Exercise description –
Show all lines from the listing below that contain "this".
===== Provided records
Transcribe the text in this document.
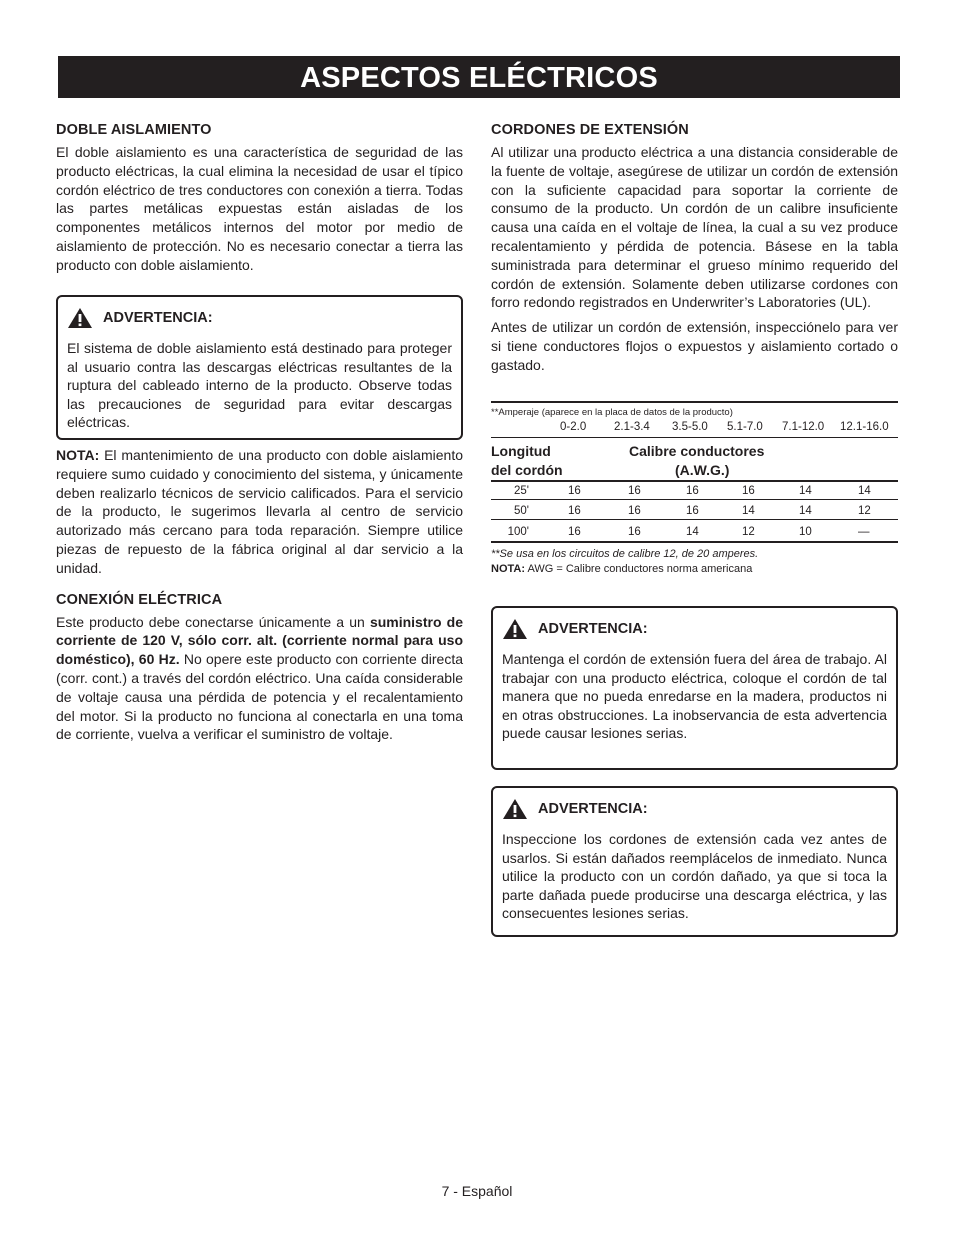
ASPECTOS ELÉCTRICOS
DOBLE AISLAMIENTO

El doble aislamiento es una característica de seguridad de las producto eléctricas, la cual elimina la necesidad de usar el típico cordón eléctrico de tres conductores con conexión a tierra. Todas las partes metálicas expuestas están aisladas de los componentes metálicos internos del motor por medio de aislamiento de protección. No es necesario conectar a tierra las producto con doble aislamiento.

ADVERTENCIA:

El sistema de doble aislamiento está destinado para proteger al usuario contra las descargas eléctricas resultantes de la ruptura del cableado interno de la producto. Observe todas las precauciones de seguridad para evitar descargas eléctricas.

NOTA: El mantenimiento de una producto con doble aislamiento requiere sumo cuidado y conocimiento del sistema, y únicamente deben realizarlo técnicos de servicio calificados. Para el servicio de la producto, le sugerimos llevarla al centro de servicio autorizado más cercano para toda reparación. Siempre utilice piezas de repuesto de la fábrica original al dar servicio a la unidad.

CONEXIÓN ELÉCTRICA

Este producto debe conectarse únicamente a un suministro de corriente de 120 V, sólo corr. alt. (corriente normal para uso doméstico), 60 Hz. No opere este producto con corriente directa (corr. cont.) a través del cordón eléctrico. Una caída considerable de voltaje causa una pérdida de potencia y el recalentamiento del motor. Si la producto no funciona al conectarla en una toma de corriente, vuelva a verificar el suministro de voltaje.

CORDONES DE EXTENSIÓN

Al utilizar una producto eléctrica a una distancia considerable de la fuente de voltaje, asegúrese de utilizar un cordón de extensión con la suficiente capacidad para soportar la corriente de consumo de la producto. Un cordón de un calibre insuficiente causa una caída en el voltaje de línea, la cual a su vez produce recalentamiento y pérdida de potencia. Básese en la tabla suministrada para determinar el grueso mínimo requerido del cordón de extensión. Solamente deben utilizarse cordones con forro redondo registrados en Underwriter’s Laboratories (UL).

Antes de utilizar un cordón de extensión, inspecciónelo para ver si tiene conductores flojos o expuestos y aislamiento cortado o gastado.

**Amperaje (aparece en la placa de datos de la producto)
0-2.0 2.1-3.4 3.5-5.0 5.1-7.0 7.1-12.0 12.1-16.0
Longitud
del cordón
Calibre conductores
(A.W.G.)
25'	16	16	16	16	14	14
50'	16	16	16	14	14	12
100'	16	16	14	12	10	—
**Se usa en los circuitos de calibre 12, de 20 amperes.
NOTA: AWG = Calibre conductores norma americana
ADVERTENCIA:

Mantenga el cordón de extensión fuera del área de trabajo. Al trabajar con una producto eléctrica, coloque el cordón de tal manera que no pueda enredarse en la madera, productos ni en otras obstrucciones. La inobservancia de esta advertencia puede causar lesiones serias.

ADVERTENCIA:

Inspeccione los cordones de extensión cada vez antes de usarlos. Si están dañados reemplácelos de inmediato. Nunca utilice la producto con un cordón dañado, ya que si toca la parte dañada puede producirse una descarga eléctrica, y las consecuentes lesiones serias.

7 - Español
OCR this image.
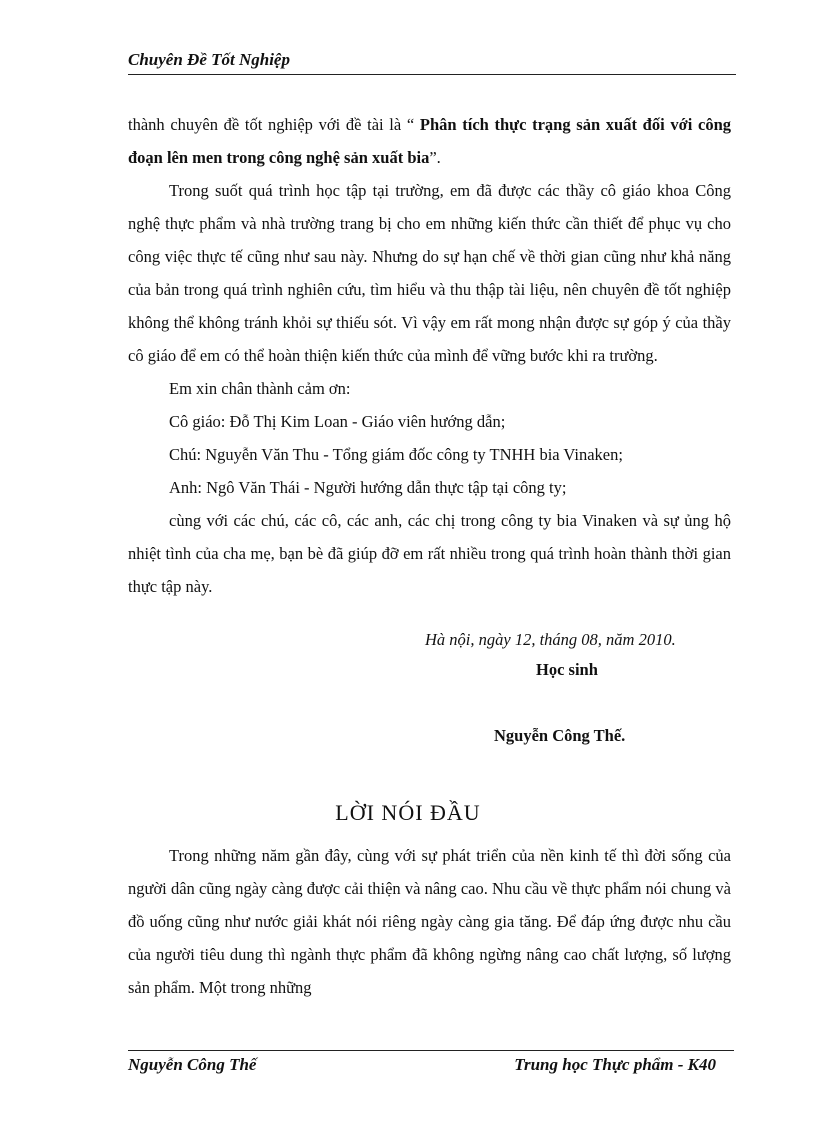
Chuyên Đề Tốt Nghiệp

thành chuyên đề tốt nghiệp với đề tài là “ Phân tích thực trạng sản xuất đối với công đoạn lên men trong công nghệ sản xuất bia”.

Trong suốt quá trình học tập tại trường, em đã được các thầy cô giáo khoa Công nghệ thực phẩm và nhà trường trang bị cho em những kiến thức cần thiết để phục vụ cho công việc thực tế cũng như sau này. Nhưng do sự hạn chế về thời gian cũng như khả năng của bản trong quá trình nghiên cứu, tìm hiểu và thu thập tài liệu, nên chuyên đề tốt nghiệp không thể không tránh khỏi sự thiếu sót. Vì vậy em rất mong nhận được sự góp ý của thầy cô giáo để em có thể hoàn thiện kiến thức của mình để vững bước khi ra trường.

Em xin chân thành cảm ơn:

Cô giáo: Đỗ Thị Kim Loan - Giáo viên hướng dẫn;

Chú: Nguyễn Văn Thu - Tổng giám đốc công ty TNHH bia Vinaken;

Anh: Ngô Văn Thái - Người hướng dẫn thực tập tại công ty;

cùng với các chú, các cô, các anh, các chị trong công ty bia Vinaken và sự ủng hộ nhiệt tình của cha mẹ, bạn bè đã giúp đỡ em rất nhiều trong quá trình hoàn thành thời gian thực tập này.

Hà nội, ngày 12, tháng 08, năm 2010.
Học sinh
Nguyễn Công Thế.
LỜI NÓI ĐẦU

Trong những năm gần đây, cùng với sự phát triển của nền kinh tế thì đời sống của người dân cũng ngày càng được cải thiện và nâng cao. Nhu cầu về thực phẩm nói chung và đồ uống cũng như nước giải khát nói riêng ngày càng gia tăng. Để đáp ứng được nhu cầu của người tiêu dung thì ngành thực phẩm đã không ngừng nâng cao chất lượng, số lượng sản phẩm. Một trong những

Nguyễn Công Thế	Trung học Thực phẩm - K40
==========
The answer –
Transcribe the text in this document.
OCR this image.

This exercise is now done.